[START Material for the task]
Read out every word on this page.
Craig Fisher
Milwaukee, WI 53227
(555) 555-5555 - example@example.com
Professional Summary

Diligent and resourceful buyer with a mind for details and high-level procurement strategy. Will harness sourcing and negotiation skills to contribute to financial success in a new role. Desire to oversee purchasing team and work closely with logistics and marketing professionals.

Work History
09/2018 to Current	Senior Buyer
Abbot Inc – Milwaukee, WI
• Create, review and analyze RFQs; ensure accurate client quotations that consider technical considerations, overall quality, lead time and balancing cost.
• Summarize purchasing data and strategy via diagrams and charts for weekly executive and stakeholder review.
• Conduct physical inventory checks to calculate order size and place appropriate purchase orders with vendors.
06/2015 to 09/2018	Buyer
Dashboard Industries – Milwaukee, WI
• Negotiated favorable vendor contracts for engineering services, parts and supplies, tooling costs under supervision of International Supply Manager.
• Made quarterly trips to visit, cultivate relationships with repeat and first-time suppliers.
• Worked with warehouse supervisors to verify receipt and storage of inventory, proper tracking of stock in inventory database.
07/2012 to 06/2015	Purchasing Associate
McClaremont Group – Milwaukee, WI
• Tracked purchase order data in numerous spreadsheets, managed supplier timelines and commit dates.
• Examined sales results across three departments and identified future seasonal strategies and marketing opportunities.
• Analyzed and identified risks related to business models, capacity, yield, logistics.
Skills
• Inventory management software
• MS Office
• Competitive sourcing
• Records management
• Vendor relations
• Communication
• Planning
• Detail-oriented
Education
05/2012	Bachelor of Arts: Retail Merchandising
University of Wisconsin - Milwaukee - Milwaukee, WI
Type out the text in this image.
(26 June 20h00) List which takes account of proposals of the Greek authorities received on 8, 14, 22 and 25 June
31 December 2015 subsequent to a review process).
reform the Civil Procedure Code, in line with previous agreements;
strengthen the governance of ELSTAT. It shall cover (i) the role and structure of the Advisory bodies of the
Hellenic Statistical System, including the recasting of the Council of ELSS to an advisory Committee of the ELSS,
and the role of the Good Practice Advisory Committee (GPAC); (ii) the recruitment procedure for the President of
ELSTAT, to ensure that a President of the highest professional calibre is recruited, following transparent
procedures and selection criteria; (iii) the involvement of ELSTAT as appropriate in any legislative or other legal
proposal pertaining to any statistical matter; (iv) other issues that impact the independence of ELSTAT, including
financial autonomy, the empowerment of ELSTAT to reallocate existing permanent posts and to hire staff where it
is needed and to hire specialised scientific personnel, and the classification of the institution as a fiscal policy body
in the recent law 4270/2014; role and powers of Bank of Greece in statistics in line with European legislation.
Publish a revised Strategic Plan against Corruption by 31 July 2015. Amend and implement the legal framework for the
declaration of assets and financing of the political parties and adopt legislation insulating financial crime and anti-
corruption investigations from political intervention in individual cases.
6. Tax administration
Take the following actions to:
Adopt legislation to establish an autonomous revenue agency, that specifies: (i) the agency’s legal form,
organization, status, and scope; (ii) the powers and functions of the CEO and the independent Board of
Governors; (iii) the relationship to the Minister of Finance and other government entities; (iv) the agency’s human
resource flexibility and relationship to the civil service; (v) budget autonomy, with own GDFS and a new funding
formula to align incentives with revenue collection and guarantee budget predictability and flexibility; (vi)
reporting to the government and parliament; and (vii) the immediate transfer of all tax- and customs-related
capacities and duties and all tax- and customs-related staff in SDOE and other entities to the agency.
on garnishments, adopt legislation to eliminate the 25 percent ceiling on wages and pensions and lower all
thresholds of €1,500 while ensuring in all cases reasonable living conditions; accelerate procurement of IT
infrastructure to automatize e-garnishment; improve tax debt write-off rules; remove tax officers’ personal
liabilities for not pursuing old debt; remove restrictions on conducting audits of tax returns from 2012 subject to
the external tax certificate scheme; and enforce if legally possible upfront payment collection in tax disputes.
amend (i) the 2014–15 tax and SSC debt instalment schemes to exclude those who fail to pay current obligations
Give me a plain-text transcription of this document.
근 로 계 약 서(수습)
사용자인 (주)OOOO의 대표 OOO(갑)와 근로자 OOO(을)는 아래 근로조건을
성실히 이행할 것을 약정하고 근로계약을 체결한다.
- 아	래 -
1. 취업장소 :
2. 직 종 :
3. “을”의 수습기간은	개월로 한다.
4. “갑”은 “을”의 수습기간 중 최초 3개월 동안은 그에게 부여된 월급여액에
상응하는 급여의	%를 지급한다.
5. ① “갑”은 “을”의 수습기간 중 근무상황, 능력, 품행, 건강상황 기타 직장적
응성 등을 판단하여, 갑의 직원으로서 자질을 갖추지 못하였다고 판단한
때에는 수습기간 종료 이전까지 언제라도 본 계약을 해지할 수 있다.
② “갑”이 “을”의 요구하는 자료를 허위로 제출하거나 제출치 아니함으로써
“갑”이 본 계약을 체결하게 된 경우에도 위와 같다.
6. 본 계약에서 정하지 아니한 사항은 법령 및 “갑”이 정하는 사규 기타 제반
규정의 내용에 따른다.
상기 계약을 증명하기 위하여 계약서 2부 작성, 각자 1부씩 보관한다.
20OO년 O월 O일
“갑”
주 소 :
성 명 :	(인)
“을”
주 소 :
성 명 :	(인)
[END Material for the task]
What you need to do - Reproduce the records above exactly as they appear.

Solution -
Read out every word on this page.
Craig Fisher
Milwaukee, WI 53227
(555) 555-5555 - example@example.com
Professional Summary

Diligent and resourceful buyer with a mind for details and high-level procurement strategy. Will harness sourcing and negotiation skills to contribute to financial success in a new role. Desire to oversee purchasing team and work closely with logistics and marketing professionals.

Work History
09/2018 to Current	Senior Buyer
Abbot Inc – Milwaukee, WI
• Create, review and analyze RFQs; ensure accurate client quotations that consider technical considerations, overall quality, lead time and balancing cost.
• Summarize purchasing data and strategy via diagrams and charts for weekly executive and stakeholder review.
• Conduct physical inventory checks to calculate order size and place appropriate purchase orders with vendors.
06/2015 to 09/2018	Buyer
Dashboard Industries – Milwaukee, WI
• Negotiated favorable vendor contracts for engineering services, parts and supplies, tooling costs under supervision of International Supply Manager.
• Made quarterly trips to visit, cultivate relationships with repeat and first-time suppliers.
• Worked with warehouse supervisors to verify receipt and storage of inventory, proper tracking of stock in inventory database.
07/2012 to 06/2015	Purchasing Associate
McClaremont Group – Milwaukee, WI
• Tracked purchase order data in numerous spreadsheets, managed supplier timelines and commit dates.
• Examined sales results across three departments and identified future seasonal strategies and marketing opportunities.
• Analyzed and identified risks related to business models, capacity, yield, logistics.
Skills
• Inventory management software
• MS Office
• Competitive sourcing
• Records management
• Vendor relations
• Communication
• Planning
• Detail-oriented
Education
05/2012	Bachelor of Arts: Retail Merchandising
University of Wisconsin - Milwaukee - Milwaukee, WI
Type out the text in this image.
(26 June 20h00) List which takes account of proposals of the Greek authorities received on 8, 14, 22 and 25 June
31 December 2015 subsequent to a review process).
reform the Civil Procedure Code, in line with previous agreements;
strengthen the governance of ELSTAT. It shall cover (i) the role and structure of the Advisory bodies of the
Hellenic Statistical System, including the recasting of the Council of ELSS to an advisory Committee of the ELSS,
and the role of the Good Practice Advisory Committee (GPAC); (ii) the recruitment procedure for the President of
ELSTAT, to ensure that a President of the highest professional calibre is recruited, following transparent
procedures and selection criteria; (iii) the involvement of ELSTAT as appropriate in any legislative or other legal
proposal pertaining to any statistical matter; (iv) other issues that impact the independence of ELSTAT, including
financial autonomy, the empowerment of ELSTAT to reallocate existing permanent posts and to hire staff where it
is needed and to hire specialised scientific personnel, and the classification of the institution as a fiscal policy body
in the recent law 4270/2014; role and powers of Bank of Greece in statistics in line with European legislation.
Publish a revised Strategic Plan against Corruption by 31 July 2015. Amend and implement the legal framework for the
declaration of assets and financing of the political parties and adopt legislation insulating financial crime and anti-
corruption investigations from political intervention in individual cases.
6. Tax administration
Take the following actions to:
Adopt legislation to establish an autonomous revenue agency, that specifies: (i) the agency’s legal form,
organization, status, and scope; (ii) the powers and functions of the CEO and the independent Board of
Governors; (iii) the relationship to the Minister of Finance and other government entities; (iv) the agency’s human
resource flexibility and relationship to the civil service; (v) budget autonomy, with own GDFS and a new funding
formula to align incentives with revenue collection and guarantee budget predictability and flexibility; (vi)
reporting to the government and parliament; and (vii) the immediate transfer of all tax- and customs-related
capacities and duties and all tax- and customs-related staff in SDOE and other entities to the agency.
on garnishments, adopt legislation to eliminate the 25 percent ceiling on wages and pensions and lower all
thresholds of €1,500 while ensuring in all cases reasonable living conditions; accelerate procurement of IT
infrastructure to automatize e-garnishment; improve tax debt write-off rules; remove tax officers’ personal
liabilities for not pursuing old debt; remove restrictions on conducting audits of tax returns from 2012 subject to
the external tax certificate scheme; and enforce if legally possible upfront payment collection in tax disputes.
amend (i) the 2014–15 tax and SSC debt instalment schemes to exclude those who fail to pay current obligations
Give me a plain-text transcription of this document.
근 로 계 약 서(수습)
사용자인 (주)OOOO의 대표 OOO(갑)와 근로자 OOO(을)는 아래 근로조건을
성실히 이행할 것을 약정하고 근로계약을 체결한다.
- 아	래 -
1. 취업장소 :
2. 직 종 :
3. “을”의 수습기간은	개월로 한다.
4. “갑”은 “을”의 수습기간 중 최초 3개월 동안은 그에게 부여된 월급여액에
상응하는 급여의	%를 지급한다.
5. ① “갑”은 “을”의 수습기간 중 근무상황, 능력, 품행, 건강상황 기타 직장적
응성 등을 판단하여, 갑의 직원으로서 자질을 갖추지 못하였다고 판단한
때에는 수습기간 종료 이전까지 언제라도 본 계약을 해지할 수 있다.
② “갑”이 “을”의 요구하는 자료를 허위로 제출하거나 제출치 아니함으로써
“갑”이 본 계약을 체결하게 된 경우에도 위와 같다.
6. 본 계약에서 정하지 아니한 사항은 법령 및 “갑”이 정하는 사규 기타 제반
규정의 내용에 따른다.
상기 계약을 증명하기 위하여 계약서 2부 작성, 각자 1부씩 보관한다.
20OO년 O월 O일
“갑”
주 소 :
성 명 :	(인)
“을”
주 소 :
성 명 :	(인)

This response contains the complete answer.